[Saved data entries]

-.-.-

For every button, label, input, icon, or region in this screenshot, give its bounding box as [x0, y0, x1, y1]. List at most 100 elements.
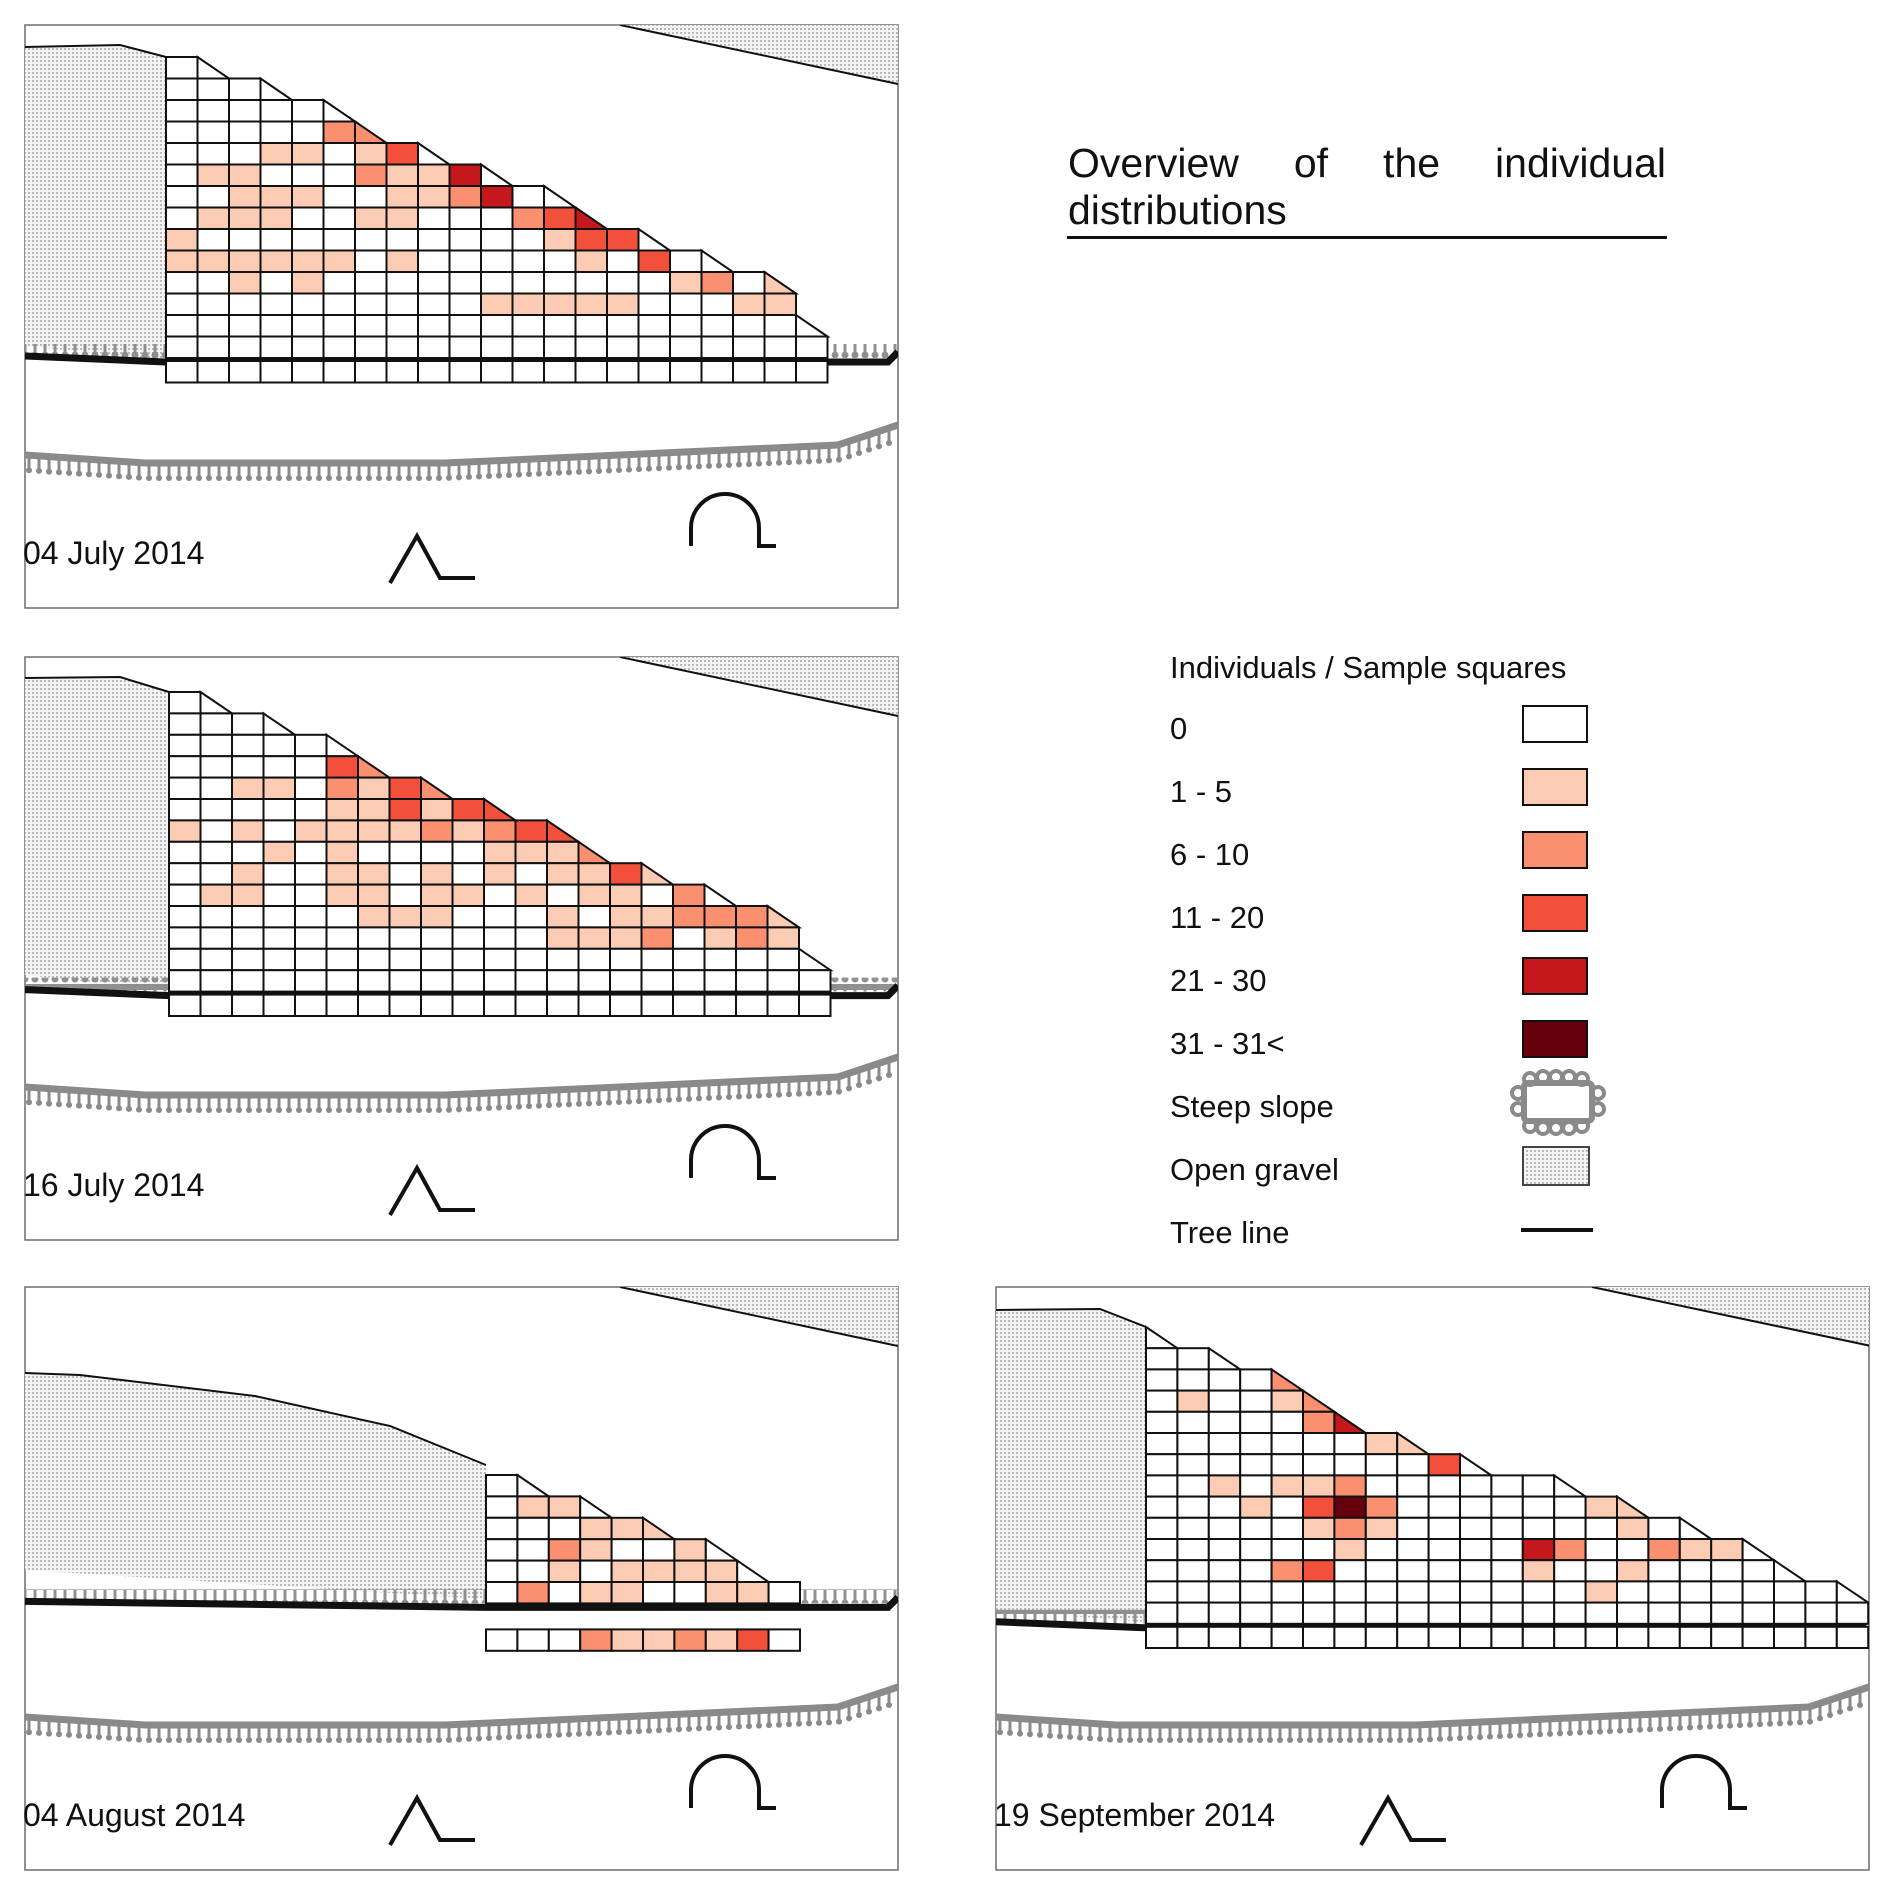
- slope-tick-end: [166, 475, 172, 481]
- slope-tick-end: [46, 468, 52, 475]
- slope-tick-end: [1687, 1724, 1693, 1731]
- sample-square: [165, 249, 199, 273]
- slope-tick-end: [626, 1098, 632, 1105]
- sample-square: [294, 905, 328, 929]
- sample-square: [322, 120, 356, 144]
- sample-square: [483, 947, 517, 972]
- sample-square: [1333, 1453, 1367, 1477]
- slope-tick-end: [36, 1729, 42, 1736]
- sample-square: [1176, 1538, 1210, 1562]
- slope-tick-end: [466, 1735, 472, 1742]
- sample-square: [577, 905, 611, 929]
- slope-tick-end: [1407, 1737, 1413, 1743]
- sample-square: [259, 314, 293, 338]
- sample-square: [485, 1538, 519, 1562]
- sample-square: [420, 905, 454, 929]
- slope-tick-end: [1427, 1736, 1433, 1743]
- sample-square: [1176, 1432, 1210, 1456]
- sample-square: [672, 969, 706, 993]
- slope-tick-end: [1647, 1726, 1653, 1733]
- slope-tick-end: [466, 473, 472, 480]
- sample-square: [514, 883, 548, 907]
- sample-square: [732, 314, 766, 338]
- slope-tick-end: [336, 1107, 342, 1113]
- sample-square: [543, 206, 577, 230]
- slope-tick-end: [516, 1103, 522, 1110]
- legend-swatch-0: [1522, 705, 1588, 743]
- sample-square: [1333, 1559, 1367, 1583]
- sample-square: [322, 314, 356, 338]
- slope-tick-end: [46, 1730, 52, 1737]
- slope-tick-end: [216, 1737, 222, 1743]
- sample-square: [672, 926, 706, 950]
- slope-tick-end: [736, 1093, 742, 1100]
- slope-tick-end: [416, 1737, 422, 1743]
- slope-tick-end: [106, 1734, 112, 1741]
- sample-square: [514, 926, 548, 950]
- sample-square: [1239, 1580, 1273, 1604]
- slope-tick-end: [226, 1737, 232, 1743]
- slope-tick-end: [756, 460, 762, 467]
- sample-square: [417, 228, 451, 252]
- slope-tick-end: [706, 1724, 712, 1731]
- sample-square-below-tree-line: [673, 1628, 707, 1652]
- sample-square: [1207, 1580, 1242, 1604]
- sample-square: [1270, 1474, 1304, 1498]
- sample-square: [763, 335, 797, 359]
- slope-tick-end: [436, 1737, 442, 1743]
- arch-symbol-icon: [689, 1124, 776, 1180]
- sample-square: [199, 755, 233, 779]
- legend-row-21-30: 21 - 30: [1170, 957, 1620, 1007]
- sample-square: [485, 1559, 519, 1583]
- sample-square-below-tree-line: [1302, 1625, 1336, 1650]
- sample-square: [1302, 1410, 1336, 1435]
- sample-square: [1364, 1474, 1399, 1498]
- sample-square: [483, 905, 517, 929]
- sample-square: [1490, 1580, 1524, 1604]
- slope-tick-end: [126, 1105, 132, 1112]
- sample-square: [577, 926, 611, 950]
- sample-square: [609, 862, 643, 886]
- sample-square: [196, 185, 230, 209]
- sample-square: [547, 1516, 582, 1541]
- sample-square: [231, 905, 265, 929]
- slope-tick-end: [1467, 1734, 1473, 1741]
- legend-swatch-31-plus: [1522, 1020, 1588, 1058]
- sample-square: [637, 271, 671, 295]
- slope-tick-end: [1587, 1729, 1593, 1736]
- sample-square: [417, 249, 451, 273]
- slope-tick-end: [336, 475, 342, 481]
- sample-square: [451, 819, 485, 843]
- sample-square-below-tree-line: [259, 360, 293, 384]
- sample-square: [672, 905, 706, 929]
- slope-tick-end: [786, 459, 792, 466]
- slope-tick-end: [1117, 1737, 1123, 1743]
- sample-square: [1459, 1580, 1493, 1604]
- sample-square: [354, 292, 388, 316]
- sample-square: [1239, 1495, 1273, 1519]
- sample-square: [514, 840, 548, 865]
- slope-tick-end: [1187, 1737, 1193, 1743]
- sample-square: [732, 335, 766, 359]
- sample-square: [485, 1516, 519, 1541]
- slope-tick-end: [286, 475, 292, 481]
- sample-square: [385, 314, 419, 338]
- sample-square-below-tree-line: [1427, 1625, 1461, 1650]
- sample-square: [1333, 1601, 1367, 1625]
- sample-square: [228, 120, 262, 144]
- slope-tick-end: [846, 1715, 852, 1722]
- slope-tick-end: [736, 461, 742, 468]
- sample-square: [546, 947, 580, 972]
- slope-tick-end: [336, 1737, 342, 1743]
- slope-tick-end: [1507, 1732, 1513, 1739]
- slope-tick-end: [876, 443, 882, 450]
- slope-tick-end: [486, 472, 492, 479]
- slope-tick-end: [886, 1702, 892, 1708]
- sample-square: [259, 206, 293, 230]
- slope-tick-end: [776, 1721, 782, 1728]
- sample-square: [259, 99, 293, 123]
- sample-square: [262, 862, 296, 886]
- sample-square-below-tree-line: [262, 993, 296, 1017]
- sample-square: [357, 798, 391, 822]
- sample-square: [231, 776, 265, 800]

-.-.-

**Aim**
Print verbatim the part of the entries that opens with the line containing "- slope-tick-end: [166, 475, 172, 481]" and closes with the line containing "- slope-tick-end: [36, 1729, 42, 1736]", including both of those lines.

**Response to this task**
- slope-tick-end: [166, 475, 172, 481]
- slope-tick-end: [46, 468, 52, 475]
- slope-tick-end: [1687, 1724, 1693, 1731]
- sample-square: [165, 249, 199, 273]
- slope-tick-end: [626, 1098, 632, 1105]
- sample-square: [294, 905, 328, 929]
- sample-square: [322, 120, 356, 144]
- sample-square: [483, 947, 517, 972]
- sample-square: [1333, 1453, 1367, 1477]
- slope-tick-end: [36, 1729, 42, 1736]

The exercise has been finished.